- **Figure data in JSON**
+++

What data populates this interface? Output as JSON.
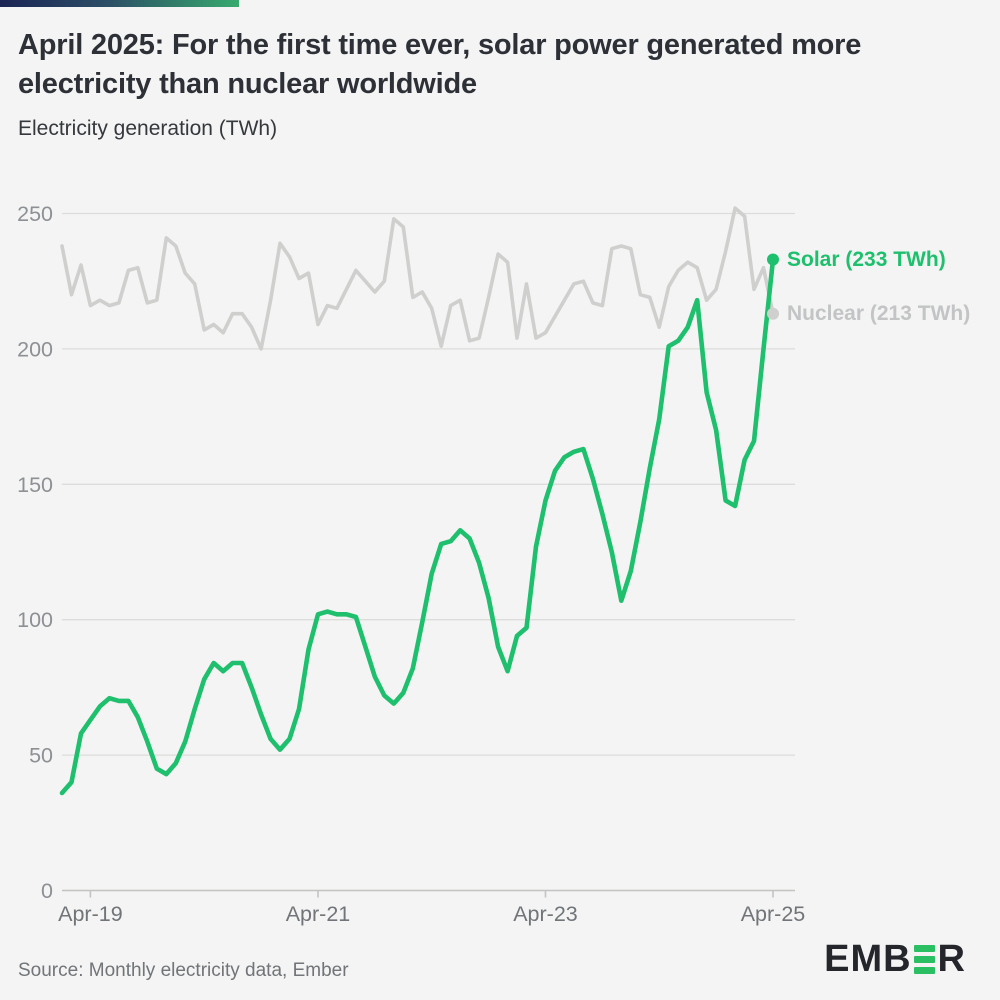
{
  "header": {
    "title": "April 2025: For the first time ever, solar power generated more electricity than nuclear worldwide",
    "subtitle": "Electricity generation (TWh)"
  },
  "chart_data": {
    "type": "line",
    "title": "April 2025: For the first time ever, solar power generated more electricity than nuclear worldwide",
    "ylabel": "Electricity generation (TWh)",
    "xlabel": "",
    "x_frequency": "monthly",
    "x_start": "Jan-2019",
    "x_end": "Apr-2025",
    "ylim": [
      0,
      250
    ],
    "yticks": [
      0,
      50,
      100,
      150,
      200,
      250
    ],
    "x_ticks": [
      {
        "month_index": 3,
        "label": "Apr-19"
      },
      {
        "month_index": 27,
        "label": "Apr-21"
      },
      {
        "month_index": 51,
        "label": "Apr-23"
      },
      {
        "month_index": 75,
        "label": "Apr-25"
      }
    ],
    "grid": "horizontal",
    "legend_position": "end-of-line",
    "series": [
      {
        "name": "Solar",
        "color": "#1ebf6d",
        "end_label": "Solar (233 TWh)",
        "end_value": 233,
        "values": [
          36,
          40,
          58,
          63,
          68,
          71,
          70,
          70,
          64,
          55,
          45,
          43,
          47,
          55,
          67,
          78,
          84,
          81,
          84,
          84,
          75,
          65,
          56,
          52,
          56,
          67,
          89,
          102,
          103,
          102,
          102,
          101,
          90,
          79,
          72,
          69,
          73,
          82,
          99,
          117,
          128,
          129,
          133,
          130,
          121,
          108,
          90,
          81,
          94,
          97,
          127,
          144,
          155,
          160,
          162,
          163,
          152,
          139,
          125,
          107,
          118,
          136,
          156,
          174,
          201,
          203,
          208,
          218,
          184,
          170,
          144,
          142,
          159,
          166,
          200,
          233
        ]
      },
      {
        "name": "Nuclear",
        "color": "#cfcfce",
        "label_color": "#c2c4c5",
        "end_label": "Nuclear (213 TWh)",
        "end_value": 213,
        "values": [
          238,
          220,
          231,
          216,
          218,
          216,
          217,
          229,
          230,
          217,
          218,
          241,
          238,
          228,
          224,
          207,
          209,
          206,
          213,
          213,
          208,
          200,
          218,
          239,
          234,
          226,
          228,
          209,
          216,
          215,
          222,
          229,
          225,
          221,
          225,
          248,
          245,
          219,
          221,
          215,
          201,
          216,
          218,
          203,
          204,
          219,
          235,
          232,
          204,
          224,
          204,
          206,
          212,
          218,
          224,
          225,
          217,
          216,
          237,
          238,
          237,
          220,
          219,
          208,
          223,
          229,
          232,
          230,
          218,
          222,
          236,
          252,
          249,
          222,
          230,
          213
        ]
      }
    ]
  },
  "footer": {
    "source": "Source: Monthly electricity data, Ember",
    "logo_name": "EMBER",
    "logo_text_left": "EMB",
    "logo_text_right": "R"
  },
  "colors": {
    "background": "#f3f4f3",
    "gridline": "#dcdcdb",
    "axis": "#c3c3c2",
    "y_tick_text": "#8d9094",
    "x_tick_text": "#717478",
    "solar_accent": "#1ebf6d",
    "nuclear_gray": "#cfcfce",
    "logo_green": "#2abf62",
    "topbar_left": "#1b2454",
    "topbar_right": "#37aa6e"
  }
}
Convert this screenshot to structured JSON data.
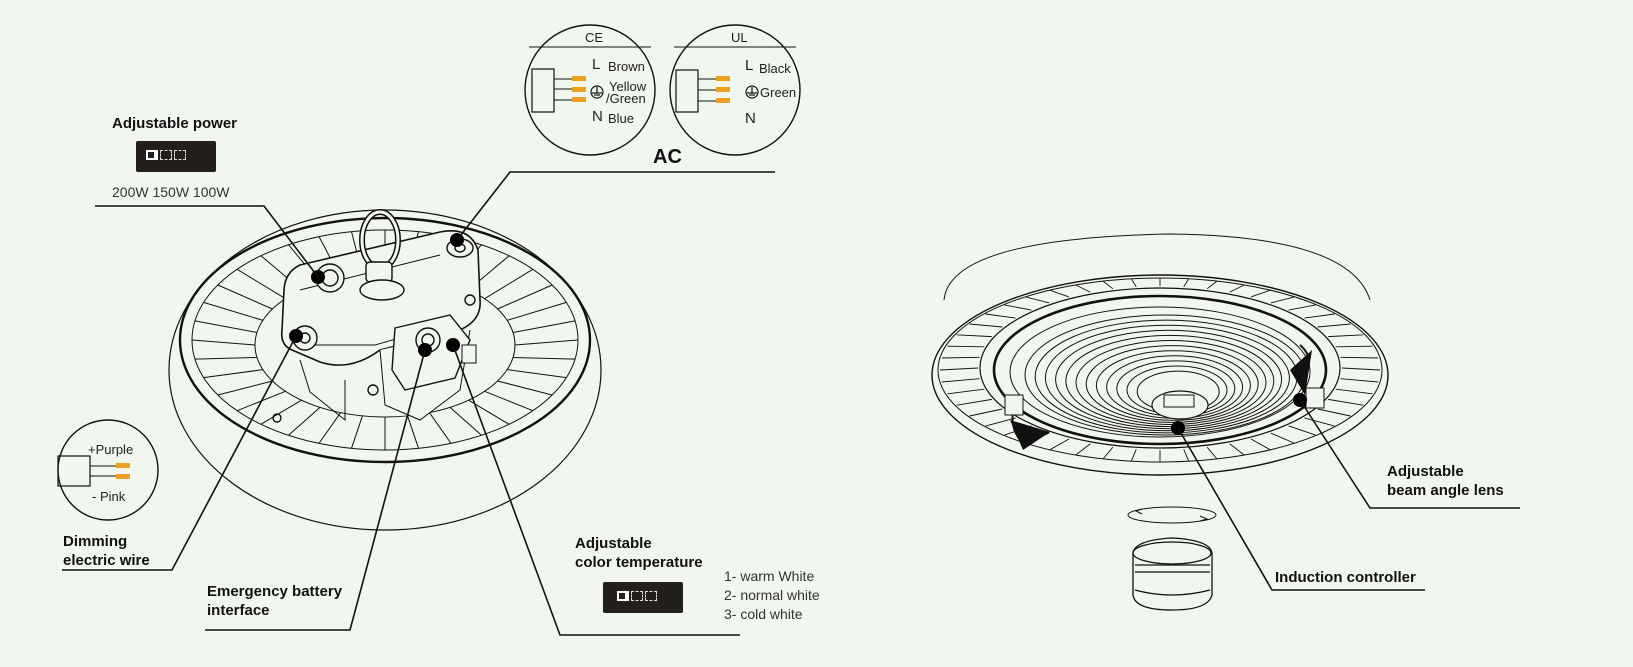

+++

- **What is needed**
Every line of the material is to be quoted exactly, with no pictures carried over.

- **Response to this exercise**
What data populates this interface? Output as JSON.
{
  "header": {
    "title": "April 2025: For the first time ever, solar power generated more electricity than nuclear worldwide",
    "subtitle": "Electricity generation (TWh)"
  },
  "chart_data": {
    "type": "line",
    "title": "April 2025: For the first time ever, solar power generated more electricity than nuclear worldwide",
    "ylabel": "Electricity generation (TWh)",
    "xlabel": "",
    "x_frequency": "monthly",
    "x_start": "Jan-2019",
    "x_end": "Apr-2025",
    "ylim": [
      0,
      250
    ],
    "yticks": [
      0,
      50,
      100,
      150,
      200,
      250
    ],
    "x_ticks": [
      {
        "month_index": 3,
        "label": "Apr-19"
      },
      {
        "month_index": 27,
        "label": "Apr-21"
      },
      {
        "month_index": 51,
        "label": "Apr-23"
      },
      {
        "month_index": 75,
        "label": "Apr-25"
      }
    ],
    "grid": "horizontal",
    "legend_position": "end-of-line",
    "series": [
      {
        "name": "Solar",
        "color": "#1ebf6d",
        "end_label": "Solar (233 TWh)",
        "end_value": 233,
        "values": [
          36,
          40,
          58,
          63,
          68,
          71,
          70,
          70,
          64,
          55,
          45,
          43,
          47,
          55,
          67,
          78,
          84,
          81,
          84,
          84,
          75,
          65,
          56,
          52,
          56,
          67,
          89,
          102,
          103,
          102,
          102,
          101,
          90,
          79,
          72,
          69,
          73,
          82,
          99,
          117,
          128,
          129,
          133,
          130,
          121,
          108,
          90,
          81,
          94,
          97,
          127,
          144,
          155,
          160,
          162,
          163,
          152,
          139,
          125,
          107,
          118,
          136,
          156,
          174,
          201,
          203,
          208,
          218,
          184,
          170,
          144,
          142,
          159,
          166,
          200,
          233
        ]
      },
      {
        "name": "Nuclear",
        "color": "#cfcfce",
        "label_color": "#c2c4c5",
        "end_label": "Nuclear (213 TWh)",
        "end_value": 213,
        "values": [
          238,
          220,
          231,
          216,
          218,
          216,
          217,
          229,
          230,
          217,
          218,
          241,
          238,
          228,
          224,
          207,
          209,
          206,
          213,
          213,
          208,
          200,
          218,
          239,
          234,
          226,
          228,
          209,
          216,
          215,
          222,
          229,
          225,
          221,
          225,
          248,
          245,
          219,
          221,
          215,
          201,
          216,
          218,
          203,
          204,
          219,
          235,
          232,
          204,
          224,
          204,
          206,
          212,
          218,
          224,
          225,
          217,
          216,
          237,
          238,
          237,
          220,
          219,
          208,
          223,
          229,
          232,
          230,
          218,
          222,
          236,
          252,
          249,
          222,
          230,
          213
        ]
      }
    ]
  },
  "footer": {
    "source": "Source: Monthly electricity data, Ember",
    "logo_name": "EMBER",
    "logo_text_left": "EMB",
    "logo_text_right": "R"
  },
  "colors": {
    "background": "#f3f4f3",
    "gridline": "#dcdcdb",
    "axis": "#c3c3c2",
    "y_tick_text": "#8d9094",
    "x_tick_text": "#717478",
    "solar_accent": "#1ebf6d",
    "nuclear_gray": "#cfcfce",
    "logo_green": "#2abf62",
    "topbar_left": "#1b2454",
    "topbar_right": "#37aa6e"
  }
}
Convert this screenshot to structured JSON data.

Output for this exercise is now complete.